» PROVIDED RECORDS:

begin

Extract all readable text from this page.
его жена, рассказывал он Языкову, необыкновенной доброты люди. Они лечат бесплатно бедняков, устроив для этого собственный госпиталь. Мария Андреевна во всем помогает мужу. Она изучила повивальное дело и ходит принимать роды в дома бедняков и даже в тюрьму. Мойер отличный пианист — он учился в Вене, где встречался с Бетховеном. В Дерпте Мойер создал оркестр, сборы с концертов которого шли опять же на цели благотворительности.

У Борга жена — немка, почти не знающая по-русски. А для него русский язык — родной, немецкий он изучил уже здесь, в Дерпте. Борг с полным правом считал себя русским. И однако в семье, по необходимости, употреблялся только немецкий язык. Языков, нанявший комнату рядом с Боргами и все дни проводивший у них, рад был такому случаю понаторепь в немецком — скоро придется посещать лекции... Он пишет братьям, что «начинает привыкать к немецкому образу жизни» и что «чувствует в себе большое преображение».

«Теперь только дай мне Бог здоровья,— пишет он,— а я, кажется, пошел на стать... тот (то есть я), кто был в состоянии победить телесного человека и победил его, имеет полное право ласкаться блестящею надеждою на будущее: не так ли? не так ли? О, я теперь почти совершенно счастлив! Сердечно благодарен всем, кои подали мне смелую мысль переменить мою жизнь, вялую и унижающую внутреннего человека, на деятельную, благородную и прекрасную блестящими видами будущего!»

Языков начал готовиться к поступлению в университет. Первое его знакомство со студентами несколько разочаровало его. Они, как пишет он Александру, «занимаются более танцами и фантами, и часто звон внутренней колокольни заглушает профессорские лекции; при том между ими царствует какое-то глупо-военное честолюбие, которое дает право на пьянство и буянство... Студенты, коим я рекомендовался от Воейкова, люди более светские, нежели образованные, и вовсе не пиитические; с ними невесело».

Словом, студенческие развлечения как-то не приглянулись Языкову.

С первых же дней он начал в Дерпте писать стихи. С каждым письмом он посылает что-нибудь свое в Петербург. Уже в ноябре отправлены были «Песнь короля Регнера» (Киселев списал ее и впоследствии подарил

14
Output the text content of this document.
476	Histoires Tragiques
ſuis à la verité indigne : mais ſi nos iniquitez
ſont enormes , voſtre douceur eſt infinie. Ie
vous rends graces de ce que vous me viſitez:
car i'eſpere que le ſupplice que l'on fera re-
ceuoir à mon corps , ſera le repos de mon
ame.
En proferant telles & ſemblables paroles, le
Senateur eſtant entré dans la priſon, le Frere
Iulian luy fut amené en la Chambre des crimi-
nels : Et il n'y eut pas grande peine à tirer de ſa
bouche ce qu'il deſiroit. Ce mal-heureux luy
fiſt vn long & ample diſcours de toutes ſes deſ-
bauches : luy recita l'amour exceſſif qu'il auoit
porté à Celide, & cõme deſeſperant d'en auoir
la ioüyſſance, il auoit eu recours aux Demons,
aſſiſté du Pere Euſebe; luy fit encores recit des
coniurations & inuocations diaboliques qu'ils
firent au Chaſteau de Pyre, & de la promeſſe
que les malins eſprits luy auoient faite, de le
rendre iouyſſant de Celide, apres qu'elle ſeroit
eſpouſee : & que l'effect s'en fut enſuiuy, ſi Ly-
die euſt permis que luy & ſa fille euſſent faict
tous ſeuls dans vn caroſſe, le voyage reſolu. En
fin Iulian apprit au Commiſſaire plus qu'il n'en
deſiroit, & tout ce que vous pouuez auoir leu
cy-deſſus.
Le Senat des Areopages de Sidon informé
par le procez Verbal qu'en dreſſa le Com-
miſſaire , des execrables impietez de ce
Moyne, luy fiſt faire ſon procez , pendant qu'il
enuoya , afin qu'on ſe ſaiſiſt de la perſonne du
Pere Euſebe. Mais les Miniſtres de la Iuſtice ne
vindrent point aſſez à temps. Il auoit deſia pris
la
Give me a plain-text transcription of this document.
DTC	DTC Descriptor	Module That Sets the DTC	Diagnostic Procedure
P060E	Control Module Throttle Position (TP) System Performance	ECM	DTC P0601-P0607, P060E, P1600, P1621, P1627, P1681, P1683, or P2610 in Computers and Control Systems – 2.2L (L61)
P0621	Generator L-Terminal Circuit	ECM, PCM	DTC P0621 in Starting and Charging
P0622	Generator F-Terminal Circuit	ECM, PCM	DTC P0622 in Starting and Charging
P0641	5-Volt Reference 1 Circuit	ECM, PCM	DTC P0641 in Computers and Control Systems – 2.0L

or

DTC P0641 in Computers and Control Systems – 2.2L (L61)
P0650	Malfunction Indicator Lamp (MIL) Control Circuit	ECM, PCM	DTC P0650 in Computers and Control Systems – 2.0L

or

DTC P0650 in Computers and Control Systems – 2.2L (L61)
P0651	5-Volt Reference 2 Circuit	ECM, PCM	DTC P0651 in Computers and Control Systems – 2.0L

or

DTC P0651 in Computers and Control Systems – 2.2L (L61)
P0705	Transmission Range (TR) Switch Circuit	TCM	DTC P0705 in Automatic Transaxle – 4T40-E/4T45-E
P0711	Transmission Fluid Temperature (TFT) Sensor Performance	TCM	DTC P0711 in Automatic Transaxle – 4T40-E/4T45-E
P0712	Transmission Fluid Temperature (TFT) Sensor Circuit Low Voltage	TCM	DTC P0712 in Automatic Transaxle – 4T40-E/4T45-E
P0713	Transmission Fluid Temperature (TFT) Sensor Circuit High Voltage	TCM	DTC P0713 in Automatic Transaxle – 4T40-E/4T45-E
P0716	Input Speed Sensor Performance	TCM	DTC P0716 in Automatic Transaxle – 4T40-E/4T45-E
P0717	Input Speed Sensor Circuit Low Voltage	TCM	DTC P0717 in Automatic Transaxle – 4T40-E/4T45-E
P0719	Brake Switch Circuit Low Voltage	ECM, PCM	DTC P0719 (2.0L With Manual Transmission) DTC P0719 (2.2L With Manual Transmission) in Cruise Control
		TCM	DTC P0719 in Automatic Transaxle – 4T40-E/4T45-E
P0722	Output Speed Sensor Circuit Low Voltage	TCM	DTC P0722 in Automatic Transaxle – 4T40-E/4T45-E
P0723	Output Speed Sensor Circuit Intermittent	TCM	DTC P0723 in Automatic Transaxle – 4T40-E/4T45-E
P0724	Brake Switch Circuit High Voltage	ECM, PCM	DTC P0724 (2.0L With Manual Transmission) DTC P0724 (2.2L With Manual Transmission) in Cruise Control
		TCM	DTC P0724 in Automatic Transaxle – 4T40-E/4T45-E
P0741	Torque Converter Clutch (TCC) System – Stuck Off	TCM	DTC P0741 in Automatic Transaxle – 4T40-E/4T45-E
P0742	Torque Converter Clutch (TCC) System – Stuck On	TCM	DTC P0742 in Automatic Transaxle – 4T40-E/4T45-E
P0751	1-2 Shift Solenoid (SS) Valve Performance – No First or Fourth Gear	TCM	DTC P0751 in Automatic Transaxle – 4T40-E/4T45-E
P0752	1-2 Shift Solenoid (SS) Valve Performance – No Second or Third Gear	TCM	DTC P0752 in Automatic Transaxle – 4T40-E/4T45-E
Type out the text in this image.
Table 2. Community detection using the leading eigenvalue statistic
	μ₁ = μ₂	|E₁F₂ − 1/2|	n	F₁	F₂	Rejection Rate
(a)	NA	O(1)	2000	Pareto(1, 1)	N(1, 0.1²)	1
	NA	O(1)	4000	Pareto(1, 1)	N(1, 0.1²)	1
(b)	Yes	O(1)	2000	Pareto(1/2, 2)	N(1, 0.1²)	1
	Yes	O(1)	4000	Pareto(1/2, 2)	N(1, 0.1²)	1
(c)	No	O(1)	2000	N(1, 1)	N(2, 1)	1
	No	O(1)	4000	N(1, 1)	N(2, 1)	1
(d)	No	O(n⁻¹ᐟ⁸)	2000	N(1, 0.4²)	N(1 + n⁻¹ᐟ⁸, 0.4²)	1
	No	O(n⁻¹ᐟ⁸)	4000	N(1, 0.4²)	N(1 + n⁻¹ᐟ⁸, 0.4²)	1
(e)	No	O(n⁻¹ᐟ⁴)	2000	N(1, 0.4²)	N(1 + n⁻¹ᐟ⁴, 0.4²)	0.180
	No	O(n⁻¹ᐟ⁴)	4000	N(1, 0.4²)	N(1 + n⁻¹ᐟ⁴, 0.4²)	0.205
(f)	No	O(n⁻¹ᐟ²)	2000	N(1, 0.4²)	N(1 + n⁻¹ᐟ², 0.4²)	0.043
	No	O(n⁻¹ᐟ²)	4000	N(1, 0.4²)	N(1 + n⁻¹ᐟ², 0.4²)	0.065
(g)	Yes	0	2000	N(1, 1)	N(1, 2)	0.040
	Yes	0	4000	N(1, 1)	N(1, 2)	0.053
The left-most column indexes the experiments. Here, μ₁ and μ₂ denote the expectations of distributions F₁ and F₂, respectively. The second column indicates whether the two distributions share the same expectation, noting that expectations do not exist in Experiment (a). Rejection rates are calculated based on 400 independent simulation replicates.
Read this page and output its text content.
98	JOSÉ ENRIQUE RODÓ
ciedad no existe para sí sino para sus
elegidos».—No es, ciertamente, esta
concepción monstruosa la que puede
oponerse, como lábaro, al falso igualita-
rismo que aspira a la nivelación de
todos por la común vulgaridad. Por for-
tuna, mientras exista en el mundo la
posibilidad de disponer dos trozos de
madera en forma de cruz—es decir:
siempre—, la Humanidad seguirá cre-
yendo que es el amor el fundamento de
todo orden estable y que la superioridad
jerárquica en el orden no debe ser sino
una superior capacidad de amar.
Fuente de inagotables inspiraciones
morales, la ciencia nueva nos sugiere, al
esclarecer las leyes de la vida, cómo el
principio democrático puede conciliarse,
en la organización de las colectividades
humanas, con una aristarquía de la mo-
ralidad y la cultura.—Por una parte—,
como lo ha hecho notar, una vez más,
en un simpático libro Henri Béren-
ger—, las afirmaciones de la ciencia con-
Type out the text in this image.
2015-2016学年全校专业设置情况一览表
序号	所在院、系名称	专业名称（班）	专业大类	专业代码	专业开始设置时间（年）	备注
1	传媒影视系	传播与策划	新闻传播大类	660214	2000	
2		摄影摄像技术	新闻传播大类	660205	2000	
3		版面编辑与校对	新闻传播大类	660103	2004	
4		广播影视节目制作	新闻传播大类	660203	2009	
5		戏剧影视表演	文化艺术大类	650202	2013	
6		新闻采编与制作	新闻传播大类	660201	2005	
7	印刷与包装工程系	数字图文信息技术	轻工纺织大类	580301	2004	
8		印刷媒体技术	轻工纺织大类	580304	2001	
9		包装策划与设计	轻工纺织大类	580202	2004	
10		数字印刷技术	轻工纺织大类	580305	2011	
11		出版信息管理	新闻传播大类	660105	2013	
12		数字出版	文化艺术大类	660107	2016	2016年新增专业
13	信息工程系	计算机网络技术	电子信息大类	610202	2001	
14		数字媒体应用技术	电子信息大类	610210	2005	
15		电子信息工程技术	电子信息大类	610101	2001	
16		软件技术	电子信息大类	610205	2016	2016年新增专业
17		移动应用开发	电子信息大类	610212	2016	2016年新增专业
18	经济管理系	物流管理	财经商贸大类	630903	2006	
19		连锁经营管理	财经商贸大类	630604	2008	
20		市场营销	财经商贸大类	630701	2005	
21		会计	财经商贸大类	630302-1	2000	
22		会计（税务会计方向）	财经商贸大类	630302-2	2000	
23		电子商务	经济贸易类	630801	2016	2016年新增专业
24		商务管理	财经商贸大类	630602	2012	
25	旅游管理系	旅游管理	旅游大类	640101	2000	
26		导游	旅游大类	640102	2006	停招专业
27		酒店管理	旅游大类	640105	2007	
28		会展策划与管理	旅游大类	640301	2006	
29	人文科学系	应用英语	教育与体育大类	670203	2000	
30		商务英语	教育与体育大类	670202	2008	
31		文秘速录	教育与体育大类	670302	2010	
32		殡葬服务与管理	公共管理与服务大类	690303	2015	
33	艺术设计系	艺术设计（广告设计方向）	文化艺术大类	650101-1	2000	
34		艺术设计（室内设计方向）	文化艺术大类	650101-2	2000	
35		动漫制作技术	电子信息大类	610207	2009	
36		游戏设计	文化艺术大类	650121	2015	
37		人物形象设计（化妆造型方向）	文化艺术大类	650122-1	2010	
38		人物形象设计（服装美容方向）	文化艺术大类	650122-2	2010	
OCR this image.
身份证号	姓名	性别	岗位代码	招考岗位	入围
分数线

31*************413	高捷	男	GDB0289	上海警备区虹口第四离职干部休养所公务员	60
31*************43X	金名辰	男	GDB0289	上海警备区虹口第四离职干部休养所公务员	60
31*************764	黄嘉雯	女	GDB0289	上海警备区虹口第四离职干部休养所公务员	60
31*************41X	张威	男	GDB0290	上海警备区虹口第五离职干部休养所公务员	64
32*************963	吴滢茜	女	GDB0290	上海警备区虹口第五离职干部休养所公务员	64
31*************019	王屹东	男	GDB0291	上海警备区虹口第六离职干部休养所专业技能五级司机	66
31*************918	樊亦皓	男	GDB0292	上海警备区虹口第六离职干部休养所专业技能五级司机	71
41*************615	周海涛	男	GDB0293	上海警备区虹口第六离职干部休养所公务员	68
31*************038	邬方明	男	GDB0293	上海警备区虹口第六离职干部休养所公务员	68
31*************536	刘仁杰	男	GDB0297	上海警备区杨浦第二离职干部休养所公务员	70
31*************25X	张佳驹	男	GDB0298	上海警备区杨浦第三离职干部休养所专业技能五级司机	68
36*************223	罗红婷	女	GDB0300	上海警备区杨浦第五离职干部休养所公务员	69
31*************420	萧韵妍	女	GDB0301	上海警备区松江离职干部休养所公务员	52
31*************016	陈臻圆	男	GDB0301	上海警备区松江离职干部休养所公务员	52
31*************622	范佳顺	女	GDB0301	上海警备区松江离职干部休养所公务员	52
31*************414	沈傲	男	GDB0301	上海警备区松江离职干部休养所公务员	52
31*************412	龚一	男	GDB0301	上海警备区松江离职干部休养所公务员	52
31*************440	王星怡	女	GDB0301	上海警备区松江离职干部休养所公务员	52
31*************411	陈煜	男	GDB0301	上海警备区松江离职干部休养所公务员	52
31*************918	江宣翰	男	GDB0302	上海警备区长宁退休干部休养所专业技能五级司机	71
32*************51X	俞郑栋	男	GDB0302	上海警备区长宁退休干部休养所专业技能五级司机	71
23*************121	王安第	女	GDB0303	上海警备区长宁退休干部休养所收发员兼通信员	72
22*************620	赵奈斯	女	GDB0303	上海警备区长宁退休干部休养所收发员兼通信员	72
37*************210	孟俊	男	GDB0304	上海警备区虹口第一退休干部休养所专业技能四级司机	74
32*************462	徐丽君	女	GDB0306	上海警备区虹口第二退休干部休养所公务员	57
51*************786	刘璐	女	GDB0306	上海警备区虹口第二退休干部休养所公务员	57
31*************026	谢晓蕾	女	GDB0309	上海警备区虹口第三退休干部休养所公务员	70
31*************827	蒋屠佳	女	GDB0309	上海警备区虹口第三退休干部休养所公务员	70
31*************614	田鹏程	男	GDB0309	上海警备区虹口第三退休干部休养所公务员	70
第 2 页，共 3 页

end

» PROMPT: Return only those lines of the records that contain the string "люди".

» RESULT BELOW:
его жена, рассказывал он Языкову, необыкновенной доброты люди. Они лечат бесплатно бедняков, устроив для этого собственный госпиталь. Мария Андреевна во всем помогает мужу. Она изучила повивальное дело и ходит принимать роды в дома бедняков и даже в тюрьму. Мойер отличный пианист — он учился в Вене, где встречался с Бетховеном. В Дерпте Мойер создал оркестр, сборы с концертов которого шли опять же на цели благотворительности.
Языков начал готовиться к поступлению в университет. Первое его знакомство со студентами несколько разочаровало его. Они, как пишет он Александру, «занимаются более танцами и фантами, и часто звон внутренней колокольни заглушает профессорские лекции; при том между ими царствует какое-то глупо-военное честолюбие, которое дает право на пьянство и буянство... Студенты, коим я рекомендовался от Воейкова, люди более светские, нежели образованные, и вовсе не пиитические; с ними невесело».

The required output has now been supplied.